(Stored data entries)
►

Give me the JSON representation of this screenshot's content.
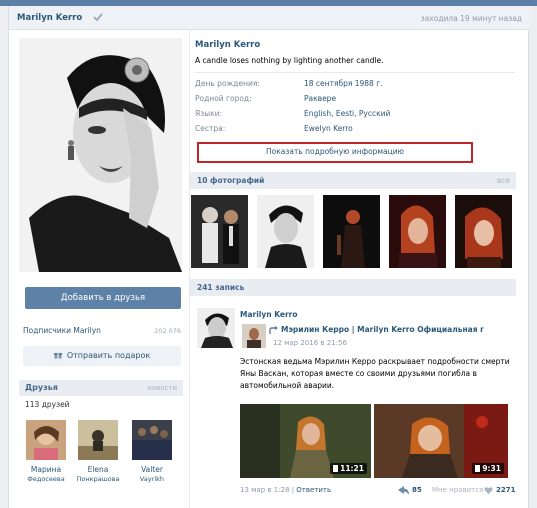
{
  "header": {
    "name": "Marilyn Kerro",
    "last_seen": "заходила 19 минут назад"
  },
  "sidebar": {
    "add_friend_button": "Добавить в друзья",
    "subscribers_label": "Подписчики Marilyn",
    "subscribers_count": "202 076",
    "gift_button": "Отправить подарок",
    "friends_title": "Друзья",
    "friends_news": "новости",
    "friends_count": "113 друзей",
    "friends": [
      {
        "name": "Марина",
        "surname": "Федосеева"
      },
      {
        "name": "Elena",
        "surname": "Понкрашова"
      },
      {
        "name": "Valter",
        "surname": "Vayrikh"
      }
    ]
  },
  "profile": {
    "name": "Marilyn Kerro",
    "status": "A candle loses nothing by lighting another candle.",
    "info": [
      {
        "label": "День рождения:",
        "value": "18 сентября 1988 г."
      },
      {
        "label": "Родной город:",
        "value": "Раквере"
      },
      {
        "label": "Языки:",
        "value": "English, Eesti, Русский"
      },
      {
        "label": "Сестра:",
        "value": "Ewelyn Kerro"
      }
    ],
    "show_more": "Показать подробную информацию"
  },
  "photos": {
    "title": "10 фотографий",
    "all_link": "все"
  },
  "wall": {
    "title": "241 запись",
    "post": {
      "author": "Marilyn Kerro",
      "repost_source": "Мэрилин Керро | Marilyn Kerro Официальная г",
      "repost_date": "12 мар 2016 в 21:56",
      "text": "Эстонская ведьма Мэрилин Керро раскрывает подробности смерти Яны Васкан, которая вместе со своими друзьями погибла в автомобильной аварии.",
      "videos": [
        {
          "duration": "11:21"
        },
        {
          "duration": "9:31"
        }
      ],
      "footer": {
        "date": "13 мар в 1:28",
        "separator": "|",
        "reply": "Ответить",
        "shares": "85",
        "like_label": "Мне нравится",
        "likes": "2271"
      }
    }
  },
  "colors": {
    "link": "#2b587a",
    "button": "#5e81a8",
    "highlight_border": "#c0252b"
  }
}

◄

WHAT YOU HAVE TO DO
Apart from the pictures, the entries above are to be repeated in full and exactly.

TASK RESPONSE
Give me the JSON representation of this screenshot's content.
{
  "header": {
    "name": "Marilyn Kerro",
    "last_seen": "заходила 19 минут назад"
  },
  "sidebar": {
    "add_friend_button": "Добавить в друзья",
    "subscribers_label": "Подписчики Marilyn",
    "subscribers_count": "202 076",
    "gift_button": "Отправить подарок",
    "friends_title": "Друзья",
    "friends_news": "новости",
    "friends_count": "113 друзей",
    "friends": [
      {
        "name": "Марина",
        "surname": "Федосеева"
      },
      {
        "name": "Elena",
        "surname": "Понкрашова"
      },
      {
        "name": "Valter",
        "surname": "Vayrikh"
      }
    ]
  },
  "profile": {
    "name": "Marilyn Kerro",
    "status": "A candle loses nothing by lighting another candle.",
    "info": [
      {
        "label": "День рождения:",
        "value": "18 сентября 1988 г."
      },
      {
        "label": "Родной город:",
        "value": "Раквере"
      },
      {
        "label": "Языки:",
        "value": "English, Eesti, Русский"
      },
      {
        "label": "Сестра:",
        "value": "Ewelyn Kerro"
      }
    ],
    "show_more": "Показать подробную информацию"
  },
  "photos": {
    "title": "10 фотографий",
    "all_link": "все"
  },
  "wall": {
    "title": "241 запись",
    "post": {
      "author": "Marilyn Kerro",
      "repost_source": "Мэрилин Керро | Marilyn Kerro Официальная г",
      "repost_date": "12 мар 2016 в 21:56",
      "text": "Эстонская ведьма Мэрилин Керро раскрывает подробности смерти Яны Васкан, которая вместе со своими друзьями погибла в автомобильной аварии.",
      "videos": [
        {
          "duration": "11:21"
        },
        {
          "duration": "9:31"
        }
      ],
      "footer": {
        "date": "13 мар в 1:28",
        "separator": "|",
        "reply": "Ответить",
        "shares": "85",
        "like_label": "Мне нравится",
        "likes": "2271"
      }
    }
  },
  "colors": {
    "link": "#2b587a",
    "button": "#5e81a8",
    "highlight_border": "#c0252b"
  }
}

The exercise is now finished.